/---

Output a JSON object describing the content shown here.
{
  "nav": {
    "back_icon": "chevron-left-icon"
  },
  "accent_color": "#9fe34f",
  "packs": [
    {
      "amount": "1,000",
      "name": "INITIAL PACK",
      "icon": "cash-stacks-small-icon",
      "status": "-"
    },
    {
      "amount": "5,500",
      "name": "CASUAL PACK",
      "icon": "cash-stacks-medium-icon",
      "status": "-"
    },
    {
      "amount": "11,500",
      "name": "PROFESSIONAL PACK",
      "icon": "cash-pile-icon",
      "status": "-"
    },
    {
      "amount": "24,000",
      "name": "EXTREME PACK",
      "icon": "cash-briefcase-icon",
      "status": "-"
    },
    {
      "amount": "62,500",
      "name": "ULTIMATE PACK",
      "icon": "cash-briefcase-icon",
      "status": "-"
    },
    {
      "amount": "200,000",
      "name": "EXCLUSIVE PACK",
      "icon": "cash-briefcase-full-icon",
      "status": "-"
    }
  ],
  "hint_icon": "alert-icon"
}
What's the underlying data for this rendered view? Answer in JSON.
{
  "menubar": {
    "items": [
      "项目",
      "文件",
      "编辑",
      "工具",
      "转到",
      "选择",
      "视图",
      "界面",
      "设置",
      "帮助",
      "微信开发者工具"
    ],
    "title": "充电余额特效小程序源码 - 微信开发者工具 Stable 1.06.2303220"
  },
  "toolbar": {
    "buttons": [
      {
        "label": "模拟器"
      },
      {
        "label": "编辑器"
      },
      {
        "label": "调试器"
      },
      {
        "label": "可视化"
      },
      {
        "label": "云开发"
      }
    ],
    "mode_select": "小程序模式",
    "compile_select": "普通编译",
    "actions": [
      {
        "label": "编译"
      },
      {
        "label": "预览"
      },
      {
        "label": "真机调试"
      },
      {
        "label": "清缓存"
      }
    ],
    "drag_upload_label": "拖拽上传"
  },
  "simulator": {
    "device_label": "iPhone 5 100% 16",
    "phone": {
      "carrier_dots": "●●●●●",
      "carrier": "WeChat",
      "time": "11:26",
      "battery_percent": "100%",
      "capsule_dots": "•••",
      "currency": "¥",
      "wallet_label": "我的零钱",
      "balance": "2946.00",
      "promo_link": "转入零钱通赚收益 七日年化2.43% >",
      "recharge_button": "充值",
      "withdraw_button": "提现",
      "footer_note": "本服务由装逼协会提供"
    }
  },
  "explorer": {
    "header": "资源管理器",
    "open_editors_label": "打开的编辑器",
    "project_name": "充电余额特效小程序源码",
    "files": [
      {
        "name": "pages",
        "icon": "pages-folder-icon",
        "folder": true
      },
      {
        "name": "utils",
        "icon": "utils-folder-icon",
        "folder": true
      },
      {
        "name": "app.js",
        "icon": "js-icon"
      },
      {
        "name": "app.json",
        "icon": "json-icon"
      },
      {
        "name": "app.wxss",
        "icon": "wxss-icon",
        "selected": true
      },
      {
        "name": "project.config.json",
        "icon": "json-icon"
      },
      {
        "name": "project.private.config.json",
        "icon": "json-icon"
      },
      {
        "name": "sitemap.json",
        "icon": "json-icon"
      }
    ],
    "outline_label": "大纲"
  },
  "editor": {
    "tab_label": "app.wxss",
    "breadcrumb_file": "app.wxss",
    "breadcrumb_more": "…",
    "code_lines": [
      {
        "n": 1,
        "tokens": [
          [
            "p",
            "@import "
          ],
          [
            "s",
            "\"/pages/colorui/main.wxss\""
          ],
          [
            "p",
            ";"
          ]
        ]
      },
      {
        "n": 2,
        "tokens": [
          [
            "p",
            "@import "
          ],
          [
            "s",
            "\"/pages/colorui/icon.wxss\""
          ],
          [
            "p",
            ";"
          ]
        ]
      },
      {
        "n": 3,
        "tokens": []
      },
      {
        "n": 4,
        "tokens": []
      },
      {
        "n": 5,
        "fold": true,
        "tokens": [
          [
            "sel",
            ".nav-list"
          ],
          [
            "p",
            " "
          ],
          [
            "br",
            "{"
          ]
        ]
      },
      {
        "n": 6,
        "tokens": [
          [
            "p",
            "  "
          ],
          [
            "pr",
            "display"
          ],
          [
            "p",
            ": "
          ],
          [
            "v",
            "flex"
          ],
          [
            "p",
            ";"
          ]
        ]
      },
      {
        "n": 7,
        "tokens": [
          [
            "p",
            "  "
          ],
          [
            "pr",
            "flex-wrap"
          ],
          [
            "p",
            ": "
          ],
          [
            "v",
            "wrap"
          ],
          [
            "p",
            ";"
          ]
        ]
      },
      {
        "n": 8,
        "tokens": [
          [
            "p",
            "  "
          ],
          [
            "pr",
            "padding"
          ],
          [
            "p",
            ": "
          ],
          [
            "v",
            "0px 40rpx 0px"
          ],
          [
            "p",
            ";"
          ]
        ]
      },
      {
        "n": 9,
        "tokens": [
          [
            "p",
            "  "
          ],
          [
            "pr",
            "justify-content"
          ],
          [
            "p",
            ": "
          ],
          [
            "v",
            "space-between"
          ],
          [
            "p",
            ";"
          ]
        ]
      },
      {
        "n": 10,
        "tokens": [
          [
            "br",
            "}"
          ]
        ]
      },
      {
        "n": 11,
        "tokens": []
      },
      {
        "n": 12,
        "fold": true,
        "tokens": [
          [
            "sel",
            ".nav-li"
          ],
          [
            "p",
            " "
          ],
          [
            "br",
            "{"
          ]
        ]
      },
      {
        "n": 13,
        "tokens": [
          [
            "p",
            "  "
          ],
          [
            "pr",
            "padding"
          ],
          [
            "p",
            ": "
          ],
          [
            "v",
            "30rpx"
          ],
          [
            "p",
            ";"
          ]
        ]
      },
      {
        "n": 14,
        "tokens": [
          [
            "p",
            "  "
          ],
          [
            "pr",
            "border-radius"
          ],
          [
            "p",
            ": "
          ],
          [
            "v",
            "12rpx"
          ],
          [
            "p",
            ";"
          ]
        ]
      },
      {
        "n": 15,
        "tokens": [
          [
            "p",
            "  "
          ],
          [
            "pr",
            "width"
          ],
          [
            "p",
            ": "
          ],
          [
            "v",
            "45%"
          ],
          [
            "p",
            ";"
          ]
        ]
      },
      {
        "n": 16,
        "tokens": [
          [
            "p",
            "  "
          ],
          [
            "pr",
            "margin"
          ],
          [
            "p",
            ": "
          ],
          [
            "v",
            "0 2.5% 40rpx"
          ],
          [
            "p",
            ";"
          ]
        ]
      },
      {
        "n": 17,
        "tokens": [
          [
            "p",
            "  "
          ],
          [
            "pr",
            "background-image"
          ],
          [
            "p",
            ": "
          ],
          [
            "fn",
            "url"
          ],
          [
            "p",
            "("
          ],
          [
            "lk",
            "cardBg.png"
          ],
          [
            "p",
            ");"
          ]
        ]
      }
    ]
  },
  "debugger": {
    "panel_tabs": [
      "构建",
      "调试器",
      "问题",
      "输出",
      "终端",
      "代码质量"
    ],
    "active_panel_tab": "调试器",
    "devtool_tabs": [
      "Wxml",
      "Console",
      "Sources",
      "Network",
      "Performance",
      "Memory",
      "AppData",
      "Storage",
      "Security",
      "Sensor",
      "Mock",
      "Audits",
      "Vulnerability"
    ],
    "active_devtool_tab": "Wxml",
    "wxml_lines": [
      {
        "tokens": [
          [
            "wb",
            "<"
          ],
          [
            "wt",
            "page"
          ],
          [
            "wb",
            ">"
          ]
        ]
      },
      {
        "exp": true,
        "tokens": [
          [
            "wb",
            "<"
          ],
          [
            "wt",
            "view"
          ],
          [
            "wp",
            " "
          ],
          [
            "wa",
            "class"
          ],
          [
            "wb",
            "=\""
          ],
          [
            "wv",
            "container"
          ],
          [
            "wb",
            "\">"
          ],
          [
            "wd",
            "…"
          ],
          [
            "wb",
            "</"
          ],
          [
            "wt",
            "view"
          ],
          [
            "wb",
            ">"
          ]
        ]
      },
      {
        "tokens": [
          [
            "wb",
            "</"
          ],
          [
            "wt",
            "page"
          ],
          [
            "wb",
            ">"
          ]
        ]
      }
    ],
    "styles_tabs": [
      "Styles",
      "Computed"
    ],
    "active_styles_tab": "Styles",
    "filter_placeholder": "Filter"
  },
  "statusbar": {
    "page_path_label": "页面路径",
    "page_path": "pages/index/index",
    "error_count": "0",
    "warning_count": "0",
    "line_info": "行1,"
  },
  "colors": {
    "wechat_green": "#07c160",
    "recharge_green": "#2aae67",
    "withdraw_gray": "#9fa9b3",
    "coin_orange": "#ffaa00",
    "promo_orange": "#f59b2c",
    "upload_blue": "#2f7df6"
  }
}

\---

List all lines holding the string "wxss".

Reply
        "name": "app.wxss",
        "icon": "wxss-icon",
    "tab_label": "app.wxss",
    "breadcrumb_file": "app.wxss",
            "\"/pages/colorui/main.wxss\""
            "\"/pages/colorui/icon.wxss\""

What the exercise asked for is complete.